--- Begin Material for this task ---

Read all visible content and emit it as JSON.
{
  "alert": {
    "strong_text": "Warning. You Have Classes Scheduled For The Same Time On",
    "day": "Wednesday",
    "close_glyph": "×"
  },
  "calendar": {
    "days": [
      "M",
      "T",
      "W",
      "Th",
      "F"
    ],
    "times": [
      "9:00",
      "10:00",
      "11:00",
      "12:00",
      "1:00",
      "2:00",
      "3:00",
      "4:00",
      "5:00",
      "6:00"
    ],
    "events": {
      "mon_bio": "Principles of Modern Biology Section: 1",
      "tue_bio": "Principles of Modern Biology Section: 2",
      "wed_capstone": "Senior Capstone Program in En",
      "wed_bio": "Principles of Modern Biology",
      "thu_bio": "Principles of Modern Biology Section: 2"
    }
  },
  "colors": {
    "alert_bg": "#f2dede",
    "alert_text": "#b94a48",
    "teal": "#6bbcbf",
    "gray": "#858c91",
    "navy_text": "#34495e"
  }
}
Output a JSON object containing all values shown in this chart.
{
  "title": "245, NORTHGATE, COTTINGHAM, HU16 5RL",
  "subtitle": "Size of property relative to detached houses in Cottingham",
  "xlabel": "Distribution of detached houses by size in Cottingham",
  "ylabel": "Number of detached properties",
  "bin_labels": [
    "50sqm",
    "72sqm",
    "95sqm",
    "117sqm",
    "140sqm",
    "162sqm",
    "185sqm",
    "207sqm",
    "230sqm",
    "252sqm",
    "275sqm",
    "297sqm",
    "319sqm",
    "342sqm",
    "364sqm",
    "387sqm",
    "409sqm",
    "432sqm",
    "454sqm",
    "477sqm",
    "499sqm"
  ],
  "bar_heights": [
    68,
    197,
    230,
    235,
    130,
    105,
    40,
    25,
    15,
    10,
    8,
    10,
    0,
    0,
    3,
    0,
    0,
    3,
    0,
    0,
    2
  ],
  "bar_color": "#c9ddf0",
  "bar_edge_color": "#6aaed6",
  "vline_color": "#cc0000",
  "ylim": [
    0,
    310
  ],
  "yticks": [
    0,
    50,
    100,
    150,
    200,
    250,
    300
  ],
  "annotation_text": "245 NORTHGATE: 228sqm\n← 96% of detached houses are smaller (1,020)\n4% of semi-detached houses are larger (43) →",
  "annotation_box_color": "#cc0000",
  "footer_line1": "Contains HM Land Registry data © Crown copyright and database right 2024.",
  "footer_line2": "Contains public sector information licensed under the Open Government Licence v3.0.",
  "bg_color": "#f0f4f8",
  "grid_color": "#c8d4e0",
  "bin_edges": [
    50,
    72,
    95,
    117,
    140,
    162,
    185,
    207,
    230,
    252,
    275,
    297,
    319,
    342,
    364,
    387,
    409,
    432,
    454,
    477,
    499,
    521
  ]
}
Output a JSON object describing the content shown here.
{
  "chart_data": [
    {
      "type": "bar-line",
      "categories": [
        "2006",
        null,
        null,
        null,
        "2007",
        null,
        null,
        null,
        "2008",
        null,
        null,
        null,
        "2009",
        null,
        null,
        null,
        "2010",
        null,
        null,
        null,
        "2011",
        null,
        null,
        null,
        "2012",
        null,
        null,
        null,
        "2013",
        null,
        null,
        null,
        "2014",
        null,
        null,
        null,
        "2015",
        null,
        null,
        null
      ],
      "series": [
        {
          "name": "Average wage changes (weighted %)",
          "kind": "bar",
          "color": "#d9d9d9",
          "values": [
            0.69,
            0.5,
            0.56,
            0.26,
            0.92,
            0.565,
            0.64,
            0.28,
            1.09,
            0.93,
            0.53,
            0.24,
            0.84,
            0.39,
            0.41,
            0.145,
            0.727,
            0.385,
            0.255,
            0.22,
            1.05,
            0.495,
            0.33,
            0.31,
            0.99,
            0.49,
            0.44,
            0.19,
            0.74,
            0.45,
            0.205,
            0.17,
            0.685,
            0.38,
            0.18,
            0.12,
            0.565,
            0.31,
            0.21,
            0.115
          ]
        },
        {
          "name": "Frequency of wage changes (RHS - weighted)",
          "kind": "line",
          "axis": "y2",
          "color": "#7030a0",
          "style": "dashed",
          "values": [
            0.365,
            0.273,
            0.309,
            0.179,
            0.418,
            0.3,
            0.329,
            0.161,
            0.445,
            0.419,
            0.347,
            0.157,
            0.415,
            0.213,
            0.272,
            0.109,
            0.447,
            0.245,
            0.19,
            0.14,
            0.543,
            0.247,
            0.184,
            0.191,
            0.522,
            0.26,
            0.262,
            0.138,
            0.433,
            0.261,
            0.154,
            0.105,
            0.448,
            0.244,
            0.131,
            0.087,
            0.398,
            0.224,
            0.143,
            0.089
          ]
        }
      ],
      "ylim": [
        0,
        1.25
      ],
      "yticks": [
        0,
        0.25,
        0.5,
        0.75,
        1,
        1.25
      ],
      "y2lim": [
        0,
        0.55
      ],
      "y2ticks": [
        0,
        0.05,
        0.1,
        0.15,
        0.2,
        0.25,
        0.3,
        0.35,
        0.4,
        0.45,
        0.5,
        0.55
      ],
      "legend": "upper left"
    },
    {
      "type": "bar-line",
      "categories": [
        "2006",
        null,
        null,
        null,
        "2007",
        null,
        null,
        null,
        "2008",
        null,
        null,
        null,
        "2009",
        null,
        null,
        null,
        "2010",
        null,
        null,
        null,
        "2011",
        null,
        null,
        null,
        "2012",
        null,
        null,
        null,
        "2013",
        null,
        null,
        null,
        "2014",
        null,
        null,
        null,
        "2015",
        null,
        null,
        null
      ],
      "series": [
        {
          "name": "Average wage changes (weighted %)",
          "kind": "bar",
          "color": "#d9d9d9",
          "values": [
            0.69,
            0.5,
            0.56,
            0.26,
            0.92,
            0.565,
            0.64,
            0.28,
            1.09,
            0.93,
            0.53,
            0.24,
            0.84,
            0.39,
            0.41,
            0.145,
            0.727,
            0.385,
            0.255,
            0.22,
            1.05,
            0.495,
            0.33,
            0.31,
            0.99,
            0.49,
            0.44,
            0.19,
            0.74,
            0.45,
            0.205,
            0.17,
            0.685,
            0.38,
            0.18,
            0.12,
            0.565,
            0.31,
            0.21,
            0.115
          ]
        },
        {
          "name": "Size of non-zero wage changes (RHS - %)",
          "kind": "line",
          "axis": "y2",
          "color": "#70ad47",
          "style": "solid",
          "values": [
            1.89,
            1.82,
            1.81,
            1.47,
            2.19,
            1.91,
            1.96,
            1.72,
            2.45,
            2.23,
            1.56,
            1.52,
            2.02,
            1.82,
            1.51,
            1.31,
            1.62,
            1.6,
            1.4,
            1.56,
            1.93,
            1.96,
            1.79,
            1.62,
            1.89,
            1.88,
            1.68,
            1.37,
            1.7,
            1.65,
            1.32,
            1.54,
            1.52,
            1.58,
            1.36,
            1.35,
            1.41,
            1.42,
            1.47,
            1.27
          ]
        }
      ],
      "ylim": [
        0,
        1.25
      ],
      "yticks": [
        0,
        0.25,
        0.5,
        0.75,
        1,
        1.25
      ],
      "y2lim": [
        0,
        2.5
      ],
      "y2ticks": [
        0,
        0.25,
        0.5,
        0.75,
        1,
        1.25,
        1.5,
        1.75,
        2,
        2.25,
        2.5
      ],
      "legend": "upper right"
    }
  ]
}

--- End Material for this task ---

* Work required *
Scan the entries above. Copy each line that has the string "Section".

* Solution for this exercise *
      "mon_bio": "Principles of Modern Biology Section: 1",
      "tue_bio": "Principles of Modern Biology Section: 2",
      "thu_bio": "Principles of Modern Biology Section: 2"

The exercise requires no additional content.